Copy the lines below verbatim, but only from the line containing "Convert this document image to plain text." through the end of the data.

(Source data)
────────────────

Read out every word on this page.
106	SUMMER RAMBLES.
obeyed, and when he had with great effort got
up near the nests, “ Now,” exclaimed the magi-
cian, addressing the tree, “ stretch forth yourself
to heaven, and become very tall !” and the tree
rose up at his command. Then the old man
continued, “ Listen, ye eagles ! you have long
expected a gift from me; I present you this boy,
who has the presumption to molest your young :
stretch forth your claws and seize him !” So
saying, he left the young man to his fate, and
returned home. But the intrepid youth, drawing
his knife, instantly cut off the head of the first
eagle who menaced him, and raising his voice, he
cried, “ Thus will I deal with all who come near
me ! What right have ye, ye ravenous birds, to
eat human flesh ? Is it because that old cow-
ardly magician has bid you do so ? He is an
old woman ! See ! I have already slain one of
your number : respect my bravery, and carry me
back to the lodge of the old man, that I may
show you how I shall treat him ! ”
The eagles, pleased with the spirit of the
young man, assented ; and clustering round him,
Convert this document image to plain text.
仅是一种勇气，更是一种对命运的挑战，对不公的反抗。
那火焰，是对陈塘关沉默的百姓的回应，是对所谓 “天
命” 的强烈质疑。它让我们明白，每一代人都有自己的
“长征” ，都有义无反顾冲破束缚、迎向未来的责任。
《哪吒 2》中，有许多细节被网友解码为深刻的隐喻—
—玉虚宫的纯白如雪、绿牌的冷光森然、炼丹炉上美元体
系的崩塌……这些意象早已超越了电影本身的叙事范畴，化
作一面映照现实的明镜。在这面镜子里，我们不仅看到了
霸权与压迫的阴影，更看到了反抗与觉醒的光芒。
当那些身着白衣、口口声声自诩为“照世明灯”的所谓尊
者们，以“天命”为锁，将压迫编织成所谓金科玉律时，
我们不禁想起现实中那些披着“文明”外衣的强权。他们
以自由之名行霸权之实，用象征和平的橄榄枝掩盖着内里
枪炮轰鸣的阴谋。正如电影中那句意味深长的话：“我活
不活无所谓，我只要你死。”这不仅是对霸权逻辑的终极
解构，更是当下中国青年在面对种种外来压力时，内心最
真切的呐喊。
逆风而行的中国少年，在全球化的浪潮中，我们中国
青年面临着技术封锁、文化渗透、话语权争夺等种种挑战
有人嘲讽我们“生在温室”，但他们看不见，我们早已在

────────────────

# [Written response]
Convert this document image to plain text.
仅是一种勇气，更是一种对命运的挑战，对不公的反抗。
那火焰，是对陈塘关沉默的百姓的回应，是对所谓 “天
命” 的强烈质疑。它让我们明白，每一代人都有自己的
“长征” ，都有义无反顾冲破束缚、迎向未来的责任。
《哪吒 2》中，有许多细节被网友解码为深刻的隐喻—
—玉虚宫的纯白如雪、绿牌的冷光森然、炼丹炉上美元体
系的崩塌……这些意象早已超越了电影本身的叙事范畴，化
作一面映照现实的明镜。在这面镜子里，我们不仅看到了
霸权与压迫的阴影，更看到了反抗与觉醒的光芒。
当那些身着白衣、口口声声自诩为“照世明灯”的所谓尊
者们，以“天命”为锁，将压迫编织成所谓金科玉律时，
我们不禁想起现实中那些披着“文明”外衣的强权。他们
以自由之名行霸权之实，用象征和平的橄榄枝掩盖着内里
枪炮轰鸣的阴谋。正如电影中那句意味深长的话：“我活
不活无所谓，我只要你死。”这不仅是对霸权逻辑的终极
解构，更是当下中国青年在面对种种外来压力时，内心最
真切的呐喊。
逆风而行的中国少年，在全球化的浪潮中，我们中国
青年面临着技术封锁、文化渗透、话语权争夺等种种挑战
有人嘲讽我们“生在温室”，但他们看不见，我们早已在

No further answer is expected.